▶ _What is asked_: Copy each line of the listing below exactly.

## Start Records shown

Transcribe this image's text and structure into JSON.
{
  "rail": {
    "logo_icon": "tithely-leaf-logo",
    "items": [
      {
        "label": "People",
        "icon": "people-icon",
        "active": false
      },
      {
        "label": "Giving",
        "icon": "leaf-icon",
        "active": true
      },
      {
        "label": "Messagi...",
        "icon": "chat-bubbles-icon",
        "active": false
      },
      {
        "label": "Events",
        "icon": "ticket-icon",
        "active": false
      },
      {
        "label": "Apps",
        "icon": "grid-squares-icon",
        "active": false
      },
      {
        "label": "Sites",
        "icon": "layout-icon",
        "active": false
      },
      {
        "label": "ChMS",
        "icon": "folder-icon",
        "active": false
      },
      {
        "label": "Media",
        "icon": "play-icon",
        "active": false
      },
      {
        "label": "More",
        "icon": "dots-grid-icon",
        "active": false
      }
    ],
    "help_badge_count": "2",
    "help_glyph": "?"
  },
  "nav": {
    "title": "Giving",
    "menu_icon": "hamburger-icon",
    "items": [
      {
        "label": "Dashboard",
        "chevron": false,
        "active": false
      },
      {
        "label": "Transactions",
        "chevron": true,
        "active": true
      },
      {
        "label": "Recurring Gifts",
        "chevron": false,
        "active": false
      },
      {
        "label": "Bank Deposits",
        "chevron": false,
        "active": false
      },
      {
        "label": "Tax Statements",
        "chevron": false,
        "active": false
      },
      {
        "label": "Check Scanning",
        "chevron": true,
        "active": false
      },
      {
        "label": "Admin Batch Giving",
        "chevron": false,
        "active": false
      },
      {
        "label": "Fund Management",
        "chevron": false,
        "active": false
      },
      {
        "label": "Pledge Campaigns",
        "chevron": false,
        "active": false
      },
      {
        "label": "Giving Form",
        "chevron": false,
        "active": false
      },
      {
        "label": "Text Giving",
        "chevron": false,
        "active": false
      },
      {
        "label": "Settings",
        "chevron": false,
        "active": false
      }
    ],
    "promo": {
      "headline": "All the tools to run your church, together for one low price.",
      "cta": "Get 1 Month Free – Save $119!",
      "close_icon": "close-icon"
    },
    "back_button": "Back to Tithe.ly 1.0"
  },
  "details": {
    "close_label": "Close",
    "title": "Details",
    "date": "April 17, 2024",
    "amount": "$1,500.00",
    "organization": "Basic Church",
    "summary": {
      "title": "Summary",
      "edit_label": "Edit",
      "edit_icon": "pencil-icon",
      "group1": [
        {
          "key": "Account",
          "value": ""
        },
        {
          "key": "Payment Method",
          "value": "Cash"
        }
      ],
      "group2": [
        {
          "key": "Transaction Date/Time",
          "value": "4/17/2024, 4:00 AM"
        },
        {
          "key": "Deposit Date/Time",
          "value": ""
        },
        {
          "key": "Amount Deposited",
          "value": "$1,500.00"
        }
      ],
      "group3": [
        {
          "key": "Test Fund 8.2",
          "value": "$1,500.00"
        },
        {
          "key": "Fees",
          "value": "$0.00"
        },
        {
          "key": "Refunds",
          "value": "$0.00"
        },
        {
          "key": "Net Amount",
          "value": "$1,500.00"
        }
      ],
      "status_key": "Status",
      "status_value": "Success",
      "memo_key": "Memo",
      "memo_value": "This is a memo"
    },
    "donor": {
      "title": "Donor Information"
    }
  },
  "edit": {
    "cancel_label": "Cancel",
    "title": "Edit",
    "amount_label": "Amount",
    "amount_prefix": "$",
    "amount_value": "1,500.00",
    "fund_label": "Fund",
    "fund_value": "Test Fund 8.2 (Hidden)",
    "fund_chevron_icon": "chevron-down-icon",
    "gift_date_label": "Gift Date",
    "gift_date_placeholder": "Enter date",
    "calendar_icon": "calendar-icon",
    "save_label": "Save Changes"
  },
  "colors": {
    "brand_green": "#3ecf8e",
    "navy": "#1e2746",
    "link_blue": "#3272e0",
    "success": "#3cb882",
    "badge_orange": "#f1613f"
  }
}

## End Records shown

▶ _Reply to the task_:
Transcribe this image's text and structure into JSON.
{
  "rail": {
    "logo_icon": "tithely-leaf-logo",
    "items": [
      {
        "label": "People",
        "icon": "people-icon",
        "active": false
      },
      {
        "label": "Giving",
        "icon": "leaf-icon",
        "active": true
      },
      {
        "label": "Messagi...",
        "icon": "chat-bubbles-icon",
        "active": false
      },
      {
        "label": "Events",
        "icon": "ticket-icon",
        "active": false
      },
      {
        "label": "Apps",
        "icon": "grid-squares-icon",
        "active": false
      },
      {
        "label": "Sites",
        "icon": "layout-icon",
        "active": false
      },
      {
        "label": "ChMS",
        "icon": "folder-icon",
        "active": false
      },
      {
        "label": "Media",
        "icon": "play-icon",
        "active": false
      },
      {
        "label": "More",
        "icon": "dots-grid-icon",
        "active": false
      }
    ],
    "help_badge_count": "2",
    "help_glyph": "?"
  },
  "nav": {
    "title": "Giving",
    "menu_icon": "hamburger-icon",
    "items": [
      {
        "label": "Dashboard",
        "chevron": false,
        "active": false
      },
      {
        "label": "Transactions",
        "chevron": true,
        "active": true
      },
      {
        "label": "Recurring Gifts",
        "chevron": false,
        "active": false
      },
      {
        "label": "Bank Deposits",
        "chevron": false,
        "active": false
      },
      {
        "label": "Tax Statements",
        "chevron": false,
        "active": false
      },
      {
        "label": "Check Scanning",
        "chevron": true,
        "active": false
      },
      {
        "label": "Admin Batch Giving",
        "chevron": false,
        "active": false
      },
      {
        "label": "Fund Management",
        "chevron": false,
        "active": false
      },
      {
        "label": "Pledge Campaigns",
        "chevron": false,
        "active": false
      },
      {
        "label": "Giving Form",
        "chevron": false,
        "active": false
      },
      {
        "label": "Text Giving",
        "chevron": false,
        "active": false
      },
      {
        "label": "Settings",
        "chevron": false,
        "active": false
      }
    ],
    "promo": {
      "headline": "All the tools to run your church, together for one low price.",
      "cta": "Get 1 Month Free – Save $119!",
      "close_icon": "close-icon"
    },
    "back_button": "Back to Tithe.ly 1.0"
  },
  "details": {
    "close_label": "Close",
    "title": "Details",
    "date": "April 17, 2024",
    "amount": "$1,500.00",
    "organization": "Basic Church",
    "summary": {
      "title": "Summary",
      "edit_label": "Edit",
      "edit_icon": "pencil-icon",
      "group1": [
        {
          "key": "Account",
          "value": ""
        },
        {
          "key": "Payment Method",
          "value": "Cash"
        }
      ],
      "group2": [
        {
          "key": "Transaction Date/Time",
          "value": "4/17/2024, 4:00 AM"
        },
        {
          "key": "Deposit Date/Time",
          "value": ""
        },
        {
          "key": "Amount Deposited",
          "value": "$1,500.00"
        }
      ],
      "group3": [
        {
          "key": "Test Fund 8.2",
          "value": "$1,500.00"
        },
        {
          "key": "Fees",
          "value": "$0.00"
        },
        {
          "key": "Refunds",
          "value": "$0.00"
        },
        {
          "key": "Net Amount",
          "value": "$1,500.00"
        }
      ],
      "status_key": "Status",
      "status_value": "Success",
      "memo_key": "Memo",
      "memo_value": "This is a memo"
    },
    "donor": {
      "title": "Donor Information"
    }
  },
  "edit": {
    "cancel_label": "Cancel",
    "title": "Edit",
    "amount_label": "Amount",
    "amount_prefix": "$",
    "amount_value": "1,500.00",
    "fund_label": "Fund",
    "fund_value": "Test Fund 8.2 (Hidden)",
    "fund_chevron_icon": "chevron-down-icon",
    "gift_date_label": "Gift Date",
    "gift_date_placeholder": "Enter date",
    "calendar_icon": "calendar-icon",
    "save_label": "Save Changes"
  },
  "colors": {
    "brand_green": "#3ecf8e",
    "navy": "#1e2746",
    "link_blue": "#3272e0",
    "success": "#3cb882",
    "badge_orange": "#f1613f"
  }
}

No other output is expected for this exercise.